▸ Goal: Quote the data below in full, minus the images.

(Data excerpts)

.....

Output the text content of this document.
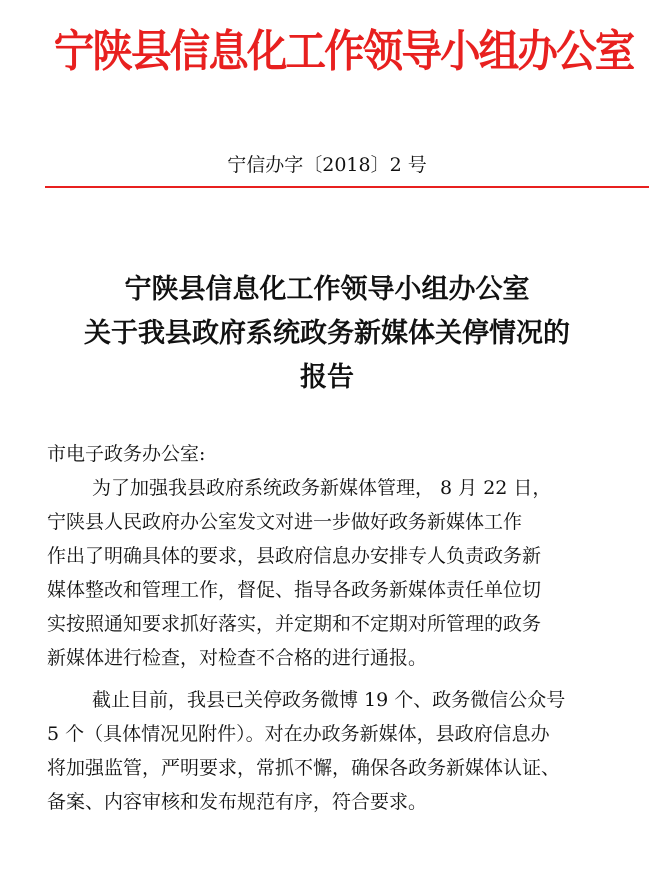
宁陕县信息化工作领导小组办公室
宁信办字〔2018〕2 号
宁陕县信息化工作领导小组办公室
关于我县政府系统政务新媒体关停情况的
报告
市电子政务办公室:
为了加强我县政府系统政务新媒体管理， 8 月 22 日，
宁陕县人民政府办公室发文对进一步做好政务新媒体工作
作出了明确具体的要求，县政府信息办安排专人负责政务新
媒体整改和管理工作，督促、指导各政务新媒体责任单位切
实按照通知要求抓好落实，并定期和不定期对所管理的政务
新媒体进行检查，对检查不合格的进行通报。
截止目前，我县已关停政务微博 19 个、政务微信公众号
5 个（具体情况见附件）。对在办政务新媒体，县政府信息办
将加强监管，严明要求，常抓不懈，确保各政务新媒体认证、
备案、内容审核和发布规范有序，符合要求。
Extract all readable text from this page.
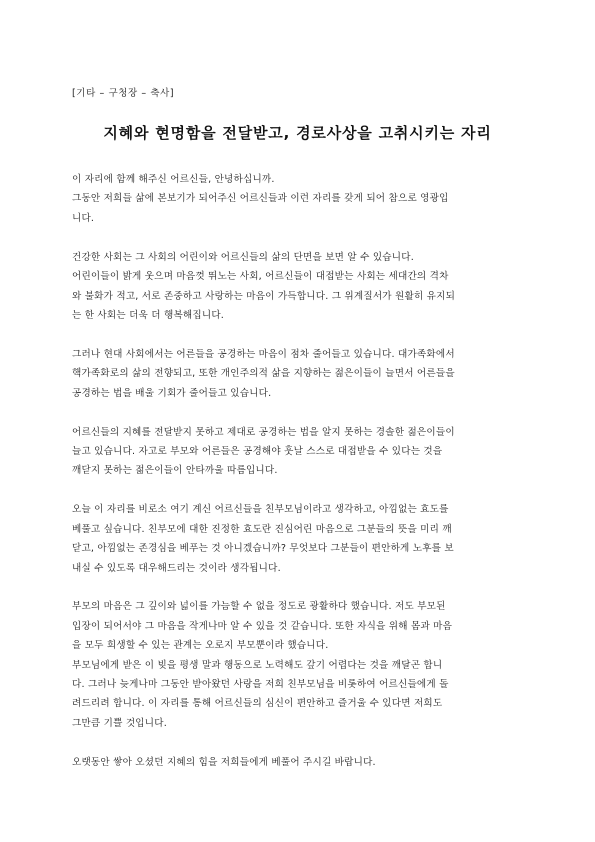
[기타 – 구청장 – 축사]
지혜와 현명함을 전달받고, 경로사상을 고취시키는 자리
이 자리에 함께 해주신 어르신들, 안녕하십니까.
그동안 저희들 삶에 본보기가 되어주신 어르신들과 이런 자리를 갖게 되어 참으로 영광입
니다.
건강한 사회는 그 사회의 어린이와 어르신들의 삶의 단면을 보면 알 수 있습니다.
어린이들이 밝게 웃으며 마음껏 뛰노는 사회, 어르신들이 대접받는 사회는 세대간의 격차
와 불화가 적고, 서로 존중하고 사랑하는 마음이 가득합니다. 그 위계질서가 원활히 유지되
는 한 사회는 더욱 더 행복해집니다.
그러나 현대 사회에서는 어른들을 공경하는 마음이 점차 줄어들고 있습니다. 대가족화에서
핵가족화로의 삶의 전향되고, 또한 개인주의적 삶을 지향하는 젊은이들이 늘면서 어른들을
공경하는 법을 배울 기회가 줄어들고 있습니다.
어르신들의 지혜를 전달받지 못하고 제대로 공경하는 법을 알지 못하는 경솔한 젊은이들이
늘고 있습니다. 자고로 부모와 어른들은 공경해야 훗날 스스로 대접받을 수 있다는 것을
깨닫지 못하는 젊은이들이 안타까울 따름입니다.
오늘 이 자리를 비로소 여기 계신 어르신들을 친부모님이라고 생각하고, 아낌없는 효도를
베풀고 싶습니다. 친부모에 대한 진정한 효도란 진심어린 마음으로 그분들의 뜻을 미리 깨
닫고, 아낌없는 존경심을 베푸는 것 아니겠습니까? 무엇보다 그분들이 편안하게 노후를 보
내실 수 있도록 대우해드리는 것이라 생각됩니다.
부모의 마음은 그 깊이와 넓이를 가늠할 수 없을 정도로 광활하다 했습니다. 저도 부모된
입장이 되어서야 그 마음을 작게나마 알 수 있을 것 같습니다. 또한 자식을 위해 몸과 마음
을 모두 희생할 수 있는 관계는 오로지 부모뿐이라 했습니다.
부모님에게 받은 이 빚을 평생 말과 행동으로 노력해도 갚기 어렵다는 것을 깨달곤 합니
다. 그러나 늦게나마 그동안 받아왔던 사랑을 저희 친부모님을 비롯하여 어르신들에게 돌
려드리려 합니다. 이 자리를 통해 어르신들의 심신이 편안하고 즐거울 수 있다면 저희도
그만큼 기쁠 것입니다.
오랫동안 쌓아 오셨던 지혜의 힘을 저희들에게 베풀어 주시길 바랍니다.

.....

▸ Solution to this exercise:
Output the text content of this document.
宁陕县信息化工作领导小组办公室
宁信办字〔2018〕2 号
宁陕县信息化工作领导小组办公室
关于我县政府系统政务新媒体关停情况的
报告
市电子政务办公室:
为了加强我县政府系统政务新媒体管理， 8 月 22 日，
宁陕县人民政府办公室发文对进一步做好政务新媒体工作
作出了明确具体的要求，县政府信息办安排专人负责政务新
媒体整改和管理工作，督促、指导各政务新媒体责任单位切
实按照通知要求抓好落实，并定期和不定期对所管理的政务
新媒体进行检查，对检查不合格的进行通报。
截止目前，我县已关停政务微博 19 个、政务微信公众号
5 个（具体情况见附件）。对在办政务新媒体，县政府信息办
将加强监管，严明要求，常抓不懈，确保各政务新媒体认证、
备案、内容审核和发布规范有序，符合要求。
Extract all readable text from this page.
[기타 – 구청장 – 축사]
지혜와 현명함을 전달받고, 경로사상을 고취시키는 자리
이 자리에 함께 해주신 어르신들, 안녕하십니까.
그동안 저희들 삶에 본보기가 되어주신 어르신들과 이런 자리를 갖게 되어 참으로 영광입
니다.
건강한 사회는 그 사회의 어린이와 어르신들의 삶의 단면을 보면 알 수 있습니다.
어린이들이 밝게 웃으며 마음껏 뛰노는 사회, 어르신들이 대접받는 사회는 세대간의 격차
와 불화가 적고, 서로 존중하고 사랑하는 마음이 가득합니다. 그 위계질서가 원활히 유지되
는 한 사회는 더욱 더 행복해집니다.
그러나 현대 사회에서는 어른들을 공경하는 마음이 점차 줄어들고 있습니다. 대가족화에서
핵가족화로의 삶의 전향되고, 또한 개인주의적 삶을 지향하는 젊은이들이 늘면서 어른들을
공경하는 법을 배울 기회가 줄어들고 있습니다.
어르신들의 지혜를 전달받지 못하고 제대로 공경하는 법을 알지 못하는 경솔한 젊은이들이
늘고 있습니다. 자고로 부모와 어른들은 공경해야 훗날 스스로 대접받을 수 있다는 것을
깨닫지 못하는 젊은이들이 안타까울 따름입니다.
오늘 이 자리를 비로소 여기 계신 어르신들을 친부모님이라고 생각하고, 아낌없는 효도를
베풀고 싶습니다. 친부모에 대한 진정한 효도란 진심어린 마음으로 그분들의 뜻을 미리 깨
닫고, 아낌없는 존경심을 베푸는 것 아니겠습니까? 무엇보다 그분들이 편안하게 노후를 보
내실 수 있도록 대우해드리는 것이라 생각됩니다.
부모의 마음은 그 깊이와 넓이를 가늠할 수 없을 정도로 광활하다 했습니다. 저도 부모된
입장이 되어서야 그 마음을 작게나마 알 수 있을 것 같습니다. 또한 자식을 위해 몸과 마음
을 모두 희생할 수 있는 관계는 오로지 부모뿐이라 했습니다.
부모님에게 받은 이 빚을 평생 말과 행동으로 노력해도 갚기 어렵다는 것을 깨달곤 합니
다. 그러나 늦게나마 그동안 받아왔던 사랑을 저희 친부모님을 비롯하여 어르신들에게 돌
려드리려 합니다. 이 자리를 통해 어르신들의 심신이 편안하고 즐거울 수 있다면 저희도
그만큼 기쁠 것입니다.
오랫동안 쌓아 오셨던 지혜의 힘을 저희들에게 베풀어 주시길 바랍니다.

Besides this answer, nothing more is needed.